* [Given problem]: Images should be left out, and everything else in the listing reproduced exactly.

-- Begin --

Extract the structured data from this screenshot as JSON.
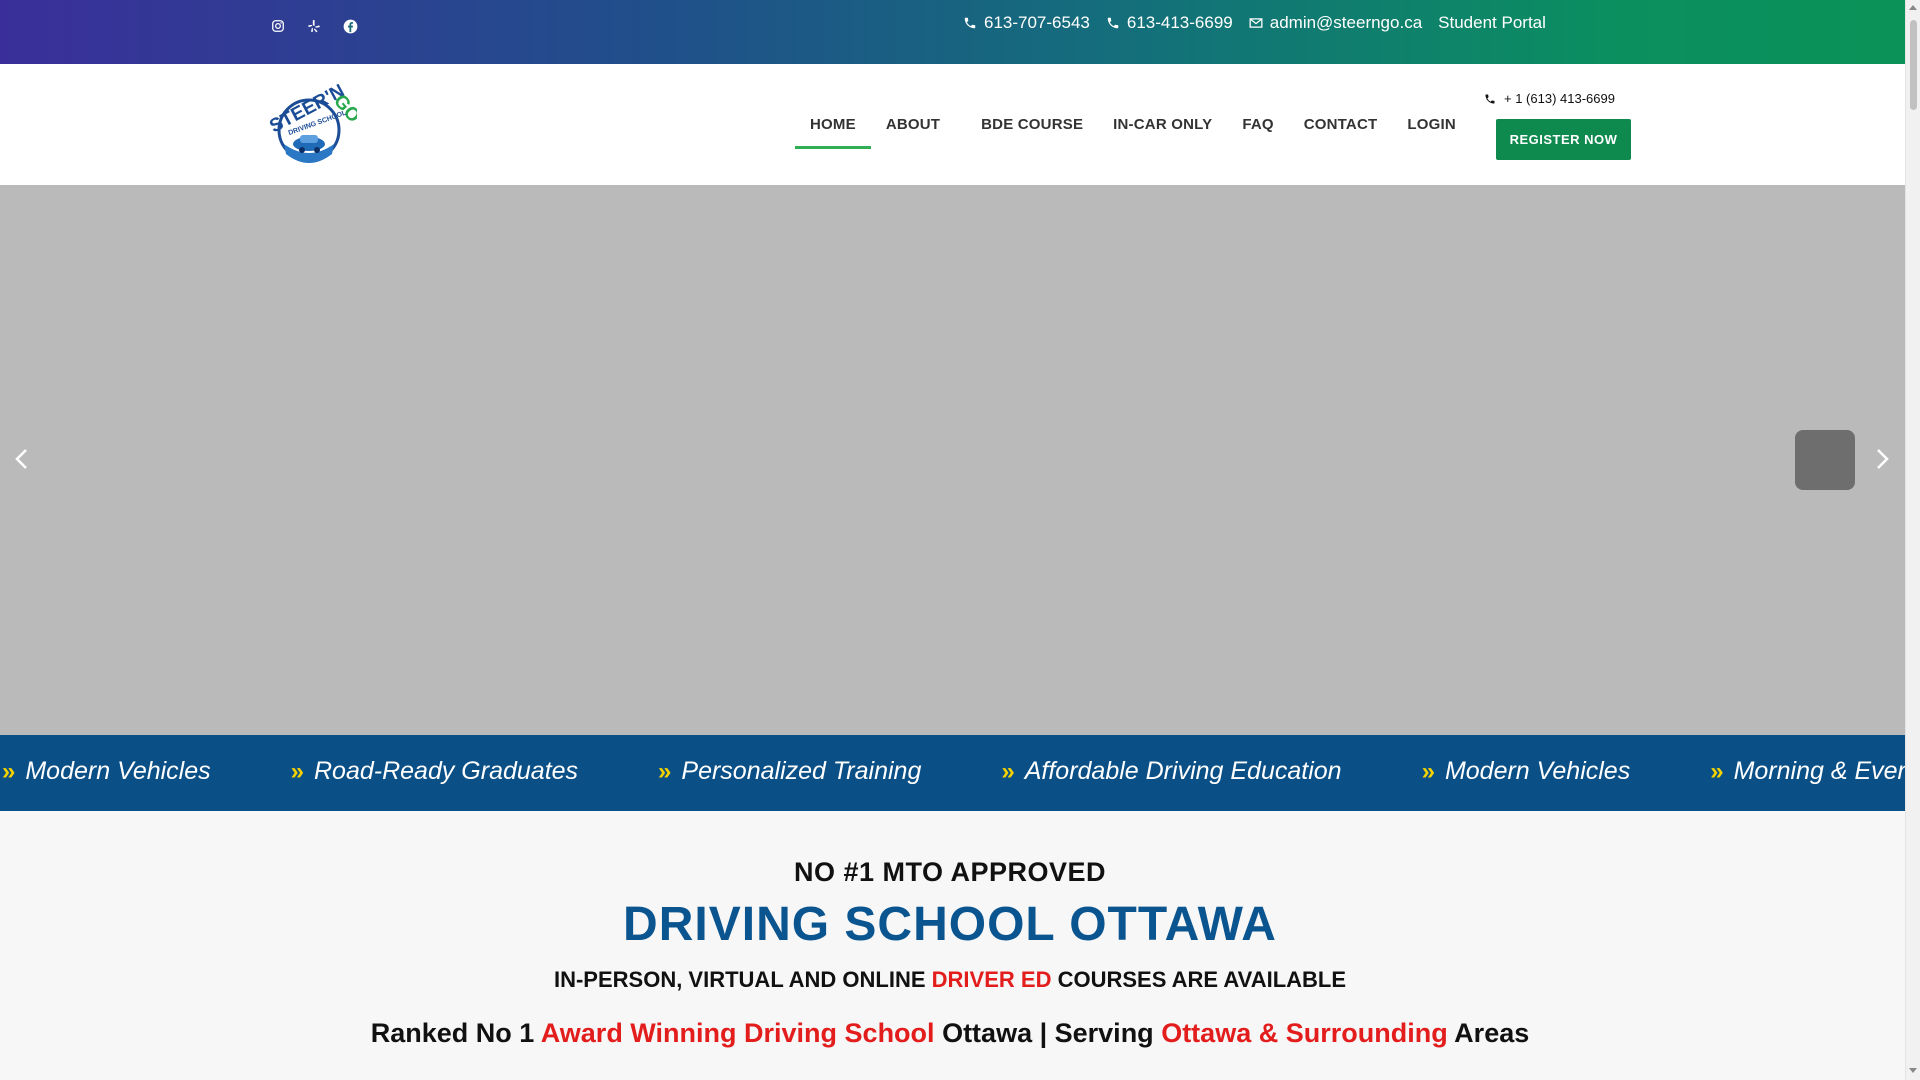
{
  "topbar": {
    "social": [
      {
        "icon": "instagram-icon"
      },
      {
        "icon": "yelp-icon"
      },
      {
        "icon": "facebook-icon"
      }
    ],
    "phone1": "613-707-6543",
    "phone2": "613-413-6699",
    "email": "admin@steerngo.ca",
    "portal": "Student Portal"
  },
  "header": {
    "logo_alt": "Steer'N Go Driving School",
    "nav": [
      "HOME",
      "ABOUT",
      "BDE COURSE",
      "IN-CAR ONLY",
      "FAQ",
      "CONTACT",
      "LOGIN"
    ],
    "phone": "+ 1 (613) 413-6699",
    "register": "REGISTER NOW"
  },
  "ticker": {
    "marker": "»",
    "items": [
      "Modern Vehicles",
      "Road-Ready Graduates",
      "Personalized Training",
      "Affordable Driving Education",
      "Modern Vehicles",
      "Morning & Evening C"
    ]
  },
  "intro": {
    "line1": "NO #1 MTO APPROVED",
    "line2": "DRIVING SCHOOL OTTAWA",
    "line3_a": "IN-PERSON, VIRTUAL AND ONLINE ",
    "line3_b": "DRIVER ED",
    "line3_c": " COURSES ARE AVAILABLE",
    "line4_a": "Ranked No 1 ",
    "line4_b": "Award Winning Driving School",
    "line4_c": " Ottawa | Serving ",
    "line4_d": "Ottawa & Surrounding",
    "line4_e": " Areas"
  },
  "colors": {
    "accent_green": "#0f8a4f",
    "brand_blue": "#0a5590",
    "highlight_red": "#e31c1c",
    "ticker_bg": "#0a4f86"
  }
}
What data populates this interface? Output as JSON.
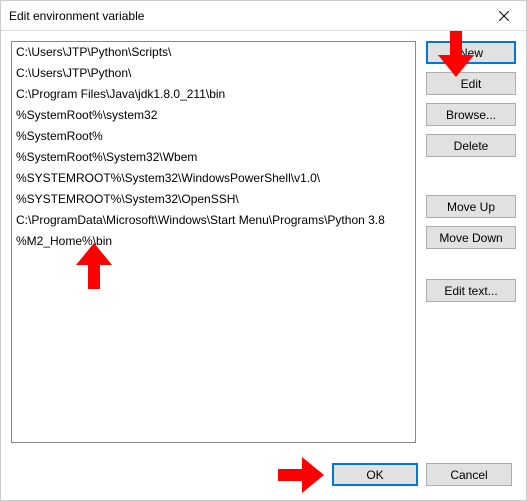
{
  "titlebar": {
    "title": "Edit environment variable"
  },
  "list": {
    "items": [
      "C:\\Users\\JTP\\Python\\Scripts\\",
      "C:\\Users\\JTP\\Python\\",
      "C:\\Program Files\\Java\\jdk1.8.0_211\\bin",
      "%SystemRoot%\\system32",
      "%SystemRoot%",
      "%SystemRoot%\\System32\\Wbem",
      "%SYSTEMROOT%\\System32\\WindowsPowerShell\\v1.0\\",
      "%SYSTEMROOT%\\System32\\OpenSSH\\",
      "C:\\ProgramData\\Microsoft\\Windows\\Start Menu\\Programs\\Python 3.8"
    ],
    "editing_value": "%M2_Home%\\bin"
  },
  "buttons": {
    "new": "New",
    "edit": "Edit",
    "browse": "Browse...",
    "delete": "Delete",
    "move_up": "Move Up",
    "move_down": "Move Down",
    "edit_text": "Edit text...",
    "ok": "OK",
    "cancel": "Cancel"
  }
}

-- End --

* [Solution to the problem]:
Extract the structured data from this screenshot as JSON.
{
  "topbar": {
    "social": [
      {
        "icon": "instagram-icon"
      },
      {
        "icon": "yelp-icon"
      },
      {
        "icon": "facebook-icon"
      }
    ],
    "phone1": "613-707-6543",
    "phone2": "613-413-6699",
    "email": "admin@steerngo.ca",
    "portal": "Student Portal"
  },
  "header": {
    "logo_alt": "Steer'N Go Driving School",
    "nav": [
      "HOME",
      "ABOUT",
      "BDE COURSE",
      "IN-CAR ONLY",
      "FAQ",
      "CONTACT",
      "LOGIN"
    ],
    "phone": "+ 1 (613) 413-6699",
    "register": "REGISTER NOW"
  },
  "ticker": {
    "marker": "»",
    "items": [
      "Modern Vehicles",
      "Road-Ready Graduates",
      "Personalized Training",
      "Affordable Driving Education",
      "Modern Vehicles",
      "Morning & Evening C"
    ]
  },
  "intro": {
    "line1": "NO #1 MTO APPROVED",
    "line2": "DRIVING SCHOOL OTTAWA",
    "line3_a": "IN-PERSON, VIRTUAL AND ONLINE ",
    "line3_b": "DRIVER ED",
    "line3_c": " COURSES ARE AVAILABLE",
    "line4_a": "Ranked No 1 ",
    "line4_b": "Award Winning Driving School",
    "line4_c": " Ottawa | Serving ",
    "line4_d": "Ottawa & Surrounding",
    "line4_e": " Areas"
  },
  "colors": {
    "accent_green": "#0f8a4f",
    "brand_blue": "#0a5590",
    "highlight_red": "#e31c1c",
    "ticker_bg": "#0a4f86"
  }
}
What data populates this interface? Output as JSON.
{
  "titlebar": {
    "title": "Edit environment variable"
  },
  "list": {
    "items": [
      "C:\\Users\\JTP\\Python\\Scripts\\",
      "C:\\Users\\JTP\\Python\\",
      "C:\\Program Files\\Java\\jdk1.8.0_211\\bin",
      "%SystemRoot%\\system32",
      "%SystemRoot%",
      "%SystemRoot%\\System32\\Wbem",
      "%SYSTEMROOT%\\System32\\WindowsPowerShell\\v1.0\\",
      "%SYSTEMROOT%\\System32\\OpenSSH\\",
      "C:\\ProgramData\\Microsoft\\Windows\\Start Menu\\Programs\\Python 3.8"
    ],
    "editing_value": "%M2_Home%\\bin"
  },
  "buttons": {
    "new": "New",
    "edit": "Edit",
    "browse": "Browse...",
    "delete": "Delete",
    "move_up": "Move Up",
    "move_down": "Move Down",
    "edit_text": "Edit text...",
    "ok": "OK",
    "cancel": "Cancel"
  }
}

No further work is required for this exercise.